* _THE PROBLEM_: Within the material below, find each line bearing the word "отделение" and present it.

* _MATERIAL FOR THIS TASK_:
......
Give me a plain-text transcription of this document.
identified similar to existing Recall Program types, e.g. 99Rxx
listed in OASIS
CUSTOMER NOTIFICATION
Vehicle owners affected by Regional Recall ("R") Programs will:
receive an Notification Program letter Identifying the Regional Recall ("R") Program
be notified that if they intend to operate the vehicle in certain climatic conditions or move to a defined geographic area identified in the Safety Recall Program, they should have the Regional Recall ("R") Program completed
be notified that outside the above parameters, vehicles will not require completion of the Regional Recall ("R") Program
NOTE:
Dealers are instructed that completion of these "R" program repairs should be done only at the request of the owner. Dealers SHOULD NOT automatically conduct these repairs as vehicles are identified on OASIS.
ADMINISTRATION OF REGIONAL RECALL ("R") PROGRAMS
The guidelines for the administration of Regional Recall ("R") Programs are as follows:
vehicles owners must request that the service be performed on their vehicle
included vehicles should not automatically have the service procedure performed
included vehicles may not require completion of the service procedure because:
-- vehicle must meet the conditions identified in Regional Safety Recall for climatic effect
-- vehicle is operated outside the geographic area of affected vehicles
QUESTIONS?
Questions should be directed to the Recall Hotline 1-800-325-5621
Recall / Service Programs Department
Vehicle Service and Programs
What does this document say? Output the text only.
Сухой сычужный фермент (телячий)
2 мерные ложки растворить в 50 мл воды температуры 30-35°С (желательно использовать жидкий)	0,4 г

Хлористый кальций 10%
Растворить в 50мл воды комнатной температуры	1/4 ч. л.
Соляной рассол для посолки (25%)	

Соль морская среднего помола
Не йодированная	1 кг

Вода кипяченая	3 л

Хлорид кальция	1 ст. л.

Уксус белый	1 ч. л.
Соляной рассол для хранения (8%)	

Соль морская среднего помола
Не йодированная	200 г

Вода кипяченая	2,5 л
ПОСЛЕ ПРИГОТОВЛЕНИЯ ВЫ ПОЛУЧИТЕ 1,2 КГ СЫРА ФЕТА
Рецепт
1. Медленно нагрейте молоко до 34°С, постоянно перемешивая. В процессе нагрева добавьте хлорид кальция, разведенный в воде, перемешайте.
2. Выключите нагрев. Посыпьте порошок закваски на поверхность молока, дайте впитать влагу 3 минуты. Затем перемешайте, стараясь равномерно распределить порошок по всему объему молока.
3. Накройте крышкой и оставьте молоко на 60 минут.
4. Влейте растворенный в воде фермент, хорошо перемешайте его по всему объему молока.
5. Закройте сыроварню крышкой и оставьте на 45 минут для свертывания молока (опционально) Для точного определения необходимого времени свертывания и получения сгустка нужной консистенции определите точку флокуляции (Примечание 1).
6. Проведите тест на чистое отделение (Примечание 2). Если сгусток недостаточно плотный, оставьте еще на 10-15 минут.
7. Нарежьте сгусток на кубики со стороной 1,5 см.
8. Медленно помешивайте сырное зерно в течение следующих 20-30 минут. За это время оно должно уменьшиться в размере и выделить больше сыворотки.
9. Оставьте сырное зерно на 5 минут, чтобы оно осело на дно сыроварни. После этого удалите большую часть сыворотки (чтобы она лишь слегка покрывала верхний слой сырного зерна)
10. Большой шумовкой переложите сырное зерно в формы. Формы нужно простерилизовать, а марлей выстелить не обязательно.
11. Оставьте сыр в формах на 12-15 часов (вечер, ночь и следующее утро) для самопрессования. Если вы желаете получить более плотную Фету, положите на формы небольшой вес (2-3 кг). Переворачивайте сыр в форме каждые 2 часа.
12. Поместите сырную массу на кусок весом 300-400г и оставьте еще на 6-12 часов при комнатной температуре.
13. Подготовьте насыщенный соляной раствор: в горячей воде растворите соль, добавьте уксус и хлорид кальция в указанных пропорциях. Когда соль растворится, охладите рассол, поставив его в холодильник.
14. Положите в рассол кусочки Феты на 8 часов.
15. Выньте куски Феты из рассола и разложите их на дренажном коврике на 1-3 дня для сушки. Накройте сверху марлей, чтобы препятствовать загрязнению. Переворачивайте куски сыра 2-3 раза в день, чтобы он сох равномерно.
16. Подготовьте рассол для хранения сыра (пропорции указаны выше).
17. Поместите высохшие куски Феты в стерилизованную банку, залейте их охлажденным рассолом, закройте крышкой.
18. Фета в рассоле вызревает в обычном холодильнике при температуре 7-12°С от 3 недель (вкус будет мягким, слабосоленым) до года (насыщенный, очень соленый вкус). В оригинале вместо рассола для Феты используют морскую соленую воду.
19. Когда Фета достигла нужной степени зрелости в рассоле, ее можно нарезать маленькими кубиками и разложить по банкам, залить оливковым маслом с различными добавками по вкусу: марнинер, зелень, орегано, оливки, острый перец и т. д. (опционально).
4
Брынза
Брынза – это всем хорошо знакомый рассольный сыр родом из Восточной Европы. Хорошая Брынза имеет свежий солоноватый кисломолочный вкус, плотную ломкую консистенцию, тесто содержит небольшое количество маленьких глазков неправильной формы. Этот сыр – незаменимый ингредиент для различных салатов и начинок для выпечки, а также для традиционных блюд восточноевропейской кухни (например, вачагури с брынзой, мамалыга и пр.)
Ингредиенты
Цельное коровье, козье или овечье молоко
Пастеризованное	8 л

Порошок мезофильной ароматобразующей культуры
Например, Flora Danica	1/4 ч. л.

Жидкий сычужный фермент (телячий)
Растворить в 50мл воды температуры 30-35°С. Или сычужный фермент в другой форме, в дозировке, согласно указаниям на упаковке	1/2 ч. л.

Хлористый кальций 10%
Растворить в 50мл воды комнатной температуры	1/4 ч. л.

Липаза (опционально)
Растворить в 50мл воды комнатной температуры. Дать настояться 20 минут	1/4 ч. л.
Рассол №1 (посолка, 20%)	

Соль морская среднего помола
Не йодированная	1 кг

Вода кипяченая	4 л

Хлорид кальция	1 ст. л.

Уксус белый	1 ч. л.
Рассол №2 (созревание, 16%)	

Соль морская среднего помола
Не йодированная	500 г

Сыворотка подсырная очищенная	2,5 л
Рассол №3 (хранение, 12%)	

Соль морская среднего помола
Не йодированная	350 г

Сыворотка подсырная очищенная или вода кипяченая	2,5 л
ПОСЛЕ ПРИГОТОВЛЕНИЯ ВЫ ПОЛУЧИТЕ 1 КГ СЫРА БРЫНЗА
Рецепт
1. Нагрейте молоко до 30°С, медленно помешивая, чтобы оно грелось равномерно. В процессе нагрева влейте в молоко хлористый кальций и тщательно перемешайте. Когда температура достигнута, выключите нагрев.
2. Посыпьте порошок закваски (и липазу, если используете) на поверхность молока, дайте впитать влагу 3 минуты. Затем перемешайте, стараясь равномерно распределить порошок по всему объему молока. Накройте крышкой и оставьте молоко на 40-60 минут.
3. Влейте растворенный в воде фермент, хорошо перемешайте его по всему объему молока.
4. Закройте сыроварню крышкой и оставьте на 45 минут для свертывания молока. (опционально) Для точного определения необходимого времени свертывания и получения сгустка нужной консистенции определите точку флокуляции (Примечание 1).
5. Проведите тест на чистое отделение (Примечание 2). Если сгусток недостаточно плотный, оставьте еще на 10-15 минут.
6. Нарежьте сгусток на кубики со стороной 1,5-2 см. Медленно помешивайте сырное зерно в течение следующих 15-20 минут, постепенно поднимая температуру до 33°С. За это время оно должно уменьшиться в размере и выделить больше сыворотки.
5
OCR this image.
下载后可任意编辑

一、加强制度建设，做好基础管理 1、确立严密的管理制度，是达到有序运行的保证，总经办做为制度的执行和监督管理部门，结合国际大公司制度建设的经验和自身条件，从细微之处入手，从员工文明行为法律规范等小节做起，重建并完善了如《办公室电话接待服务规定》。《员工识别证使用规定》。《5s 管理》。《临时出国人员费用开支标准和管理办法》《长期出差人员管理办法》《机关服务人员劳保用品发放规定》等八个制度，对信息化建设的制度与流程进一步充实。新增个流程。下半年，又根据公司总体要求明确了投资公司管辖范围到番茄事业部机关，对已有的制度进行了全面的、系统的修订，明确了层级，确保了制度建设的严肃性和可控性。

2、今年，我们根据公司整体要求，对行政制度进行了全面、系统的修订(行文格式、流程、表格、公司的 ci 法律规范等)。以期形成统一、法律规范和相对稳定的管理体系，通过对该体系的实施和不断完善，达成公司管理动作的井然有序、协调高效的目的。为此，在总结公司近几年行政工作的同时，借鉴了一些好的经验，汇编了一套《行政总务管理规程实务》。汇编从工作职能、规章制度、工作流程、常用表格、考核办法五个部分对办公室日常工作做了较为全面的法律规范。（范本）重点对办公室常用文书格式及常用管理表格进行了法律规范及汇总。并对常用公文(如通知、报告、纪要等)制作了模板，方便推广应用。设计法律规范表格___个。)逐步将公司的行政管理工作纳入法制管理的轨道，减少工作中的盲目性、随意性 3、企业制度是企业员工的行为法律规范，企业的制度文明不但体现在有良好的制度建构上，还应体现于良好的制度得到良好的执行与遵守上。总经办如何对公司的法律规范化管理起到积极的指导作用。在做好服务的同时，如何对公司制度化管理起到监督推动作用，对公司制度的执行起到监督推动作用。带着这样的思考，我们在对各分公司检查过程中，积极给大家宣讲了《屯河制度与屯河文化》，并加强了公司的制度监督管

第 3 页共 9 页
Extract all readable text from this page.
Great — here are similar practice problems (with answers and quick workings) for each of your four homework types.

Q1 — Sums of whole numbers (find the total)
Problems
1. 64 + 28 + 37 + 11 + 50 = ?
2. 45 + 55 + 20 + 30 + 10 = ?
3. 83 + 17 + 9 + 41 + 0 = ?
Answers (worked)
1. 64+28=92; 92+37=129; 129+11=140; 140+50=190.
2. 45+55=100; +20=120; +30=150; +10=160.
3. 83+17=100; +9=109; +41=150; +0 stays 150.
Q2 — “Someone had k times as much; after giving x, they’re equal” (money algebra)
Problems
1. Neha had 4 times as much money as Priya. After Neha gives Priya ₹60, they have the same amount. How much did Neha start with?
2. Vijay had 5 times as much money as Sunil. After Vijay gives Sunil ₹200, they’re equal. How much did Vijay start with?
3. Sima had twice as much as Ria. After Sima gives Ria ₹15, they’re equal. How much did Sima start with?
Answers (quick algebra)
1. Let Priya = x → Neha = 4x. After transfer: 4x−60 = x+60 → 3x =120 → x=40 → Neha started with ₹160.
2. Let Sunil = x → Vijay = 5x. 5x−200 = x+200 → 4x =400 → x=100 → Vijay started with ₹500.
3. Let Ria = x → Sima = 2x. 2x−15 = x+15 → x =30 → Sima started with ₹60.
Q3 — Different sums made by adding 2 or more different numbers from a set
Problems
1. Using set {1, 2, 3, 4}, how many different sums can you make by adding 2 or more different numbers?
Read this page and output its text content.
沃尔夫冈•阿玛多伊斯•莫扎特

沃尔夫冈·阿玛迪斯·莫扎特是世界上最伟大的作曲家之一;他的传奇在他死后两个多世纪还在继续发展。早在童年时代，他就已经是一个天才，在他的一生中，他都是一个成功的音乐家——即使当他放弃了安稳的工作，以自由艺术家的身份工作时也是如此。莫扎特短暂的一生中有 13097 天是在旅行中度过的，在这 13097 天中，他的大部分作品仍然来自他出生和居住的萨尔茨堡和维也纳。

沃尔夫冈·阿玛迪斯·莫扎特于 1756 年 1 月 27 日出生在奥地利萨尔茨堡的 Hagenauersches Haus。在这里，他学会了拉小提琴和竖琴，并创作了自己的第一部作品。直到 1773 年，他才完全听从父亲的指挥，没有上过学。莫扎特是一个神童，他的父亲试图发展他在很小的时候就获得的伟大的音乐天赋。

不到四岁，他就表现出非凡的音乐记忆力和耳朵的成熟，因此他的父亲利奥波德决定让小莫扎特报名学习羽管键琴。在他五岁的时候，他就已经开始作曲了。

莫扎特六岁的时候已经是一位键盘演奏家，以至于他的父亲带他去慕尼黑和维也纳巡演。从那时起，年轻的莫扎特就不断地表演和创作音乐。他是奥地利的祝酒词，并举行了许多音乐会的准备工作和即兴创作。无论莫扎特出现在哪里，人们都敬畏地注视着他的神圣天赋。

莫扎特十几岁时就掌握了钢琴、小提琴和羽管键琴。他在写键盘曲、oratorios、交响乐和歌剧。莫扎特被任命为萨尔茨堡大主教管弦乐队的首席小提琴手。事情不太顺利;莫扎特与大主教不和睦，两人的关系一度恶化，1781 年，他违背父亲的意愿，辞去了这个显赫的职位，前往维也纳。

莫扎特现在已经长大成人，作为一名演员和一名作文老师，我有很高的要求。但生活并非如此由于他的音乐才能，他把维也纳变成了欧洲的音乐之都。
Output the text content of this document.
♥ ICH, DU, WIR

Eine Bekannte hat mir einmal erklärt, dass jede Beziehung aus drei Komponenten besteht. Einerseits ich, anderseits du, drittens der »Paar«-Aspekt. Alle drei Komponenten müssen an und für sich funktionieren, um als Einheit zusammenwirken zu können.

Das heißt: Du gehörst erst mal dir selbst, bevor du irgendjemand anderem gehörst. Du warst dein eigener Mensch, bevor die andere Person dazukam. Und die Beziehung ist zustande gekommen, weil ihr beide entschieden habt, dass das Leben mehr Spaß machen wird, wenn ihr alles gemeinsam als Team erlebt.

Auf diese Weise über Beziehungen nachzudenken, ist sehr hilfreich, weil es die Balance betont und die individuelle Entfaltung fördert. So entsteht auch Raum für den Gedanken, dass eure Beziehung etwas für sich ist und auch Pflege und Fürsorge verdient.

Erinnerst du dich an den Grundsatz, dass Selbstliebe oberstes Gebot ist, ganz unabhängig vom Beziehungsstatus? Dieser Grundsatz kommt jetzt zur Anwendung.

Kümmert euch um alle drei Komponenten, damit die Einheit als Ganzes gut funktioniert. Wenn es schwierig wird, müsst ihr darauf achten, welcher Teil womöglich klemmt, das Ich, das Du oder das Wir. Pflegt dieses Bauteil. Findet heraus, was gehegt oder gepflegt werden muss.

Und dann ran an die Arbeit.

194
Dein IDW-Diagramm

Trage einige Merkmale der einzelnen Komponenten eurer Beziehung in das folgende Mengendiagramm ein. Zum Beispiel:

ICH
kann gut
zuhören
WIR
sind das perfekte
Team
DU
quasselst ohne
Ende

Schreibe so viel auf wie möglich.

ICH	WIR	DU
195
......
* _SOLUTION FOR THIS TASK_:
6. Проведите тест на чистое отделение (Примечание 2). Если сгусток недостаточно плотный, оставьте еще на 10-15 минут.
5. Проведите тест на чистое отделение (Примечание 2). Если сгусток недостаточно плотный, оставьте еще на 10-15 минут.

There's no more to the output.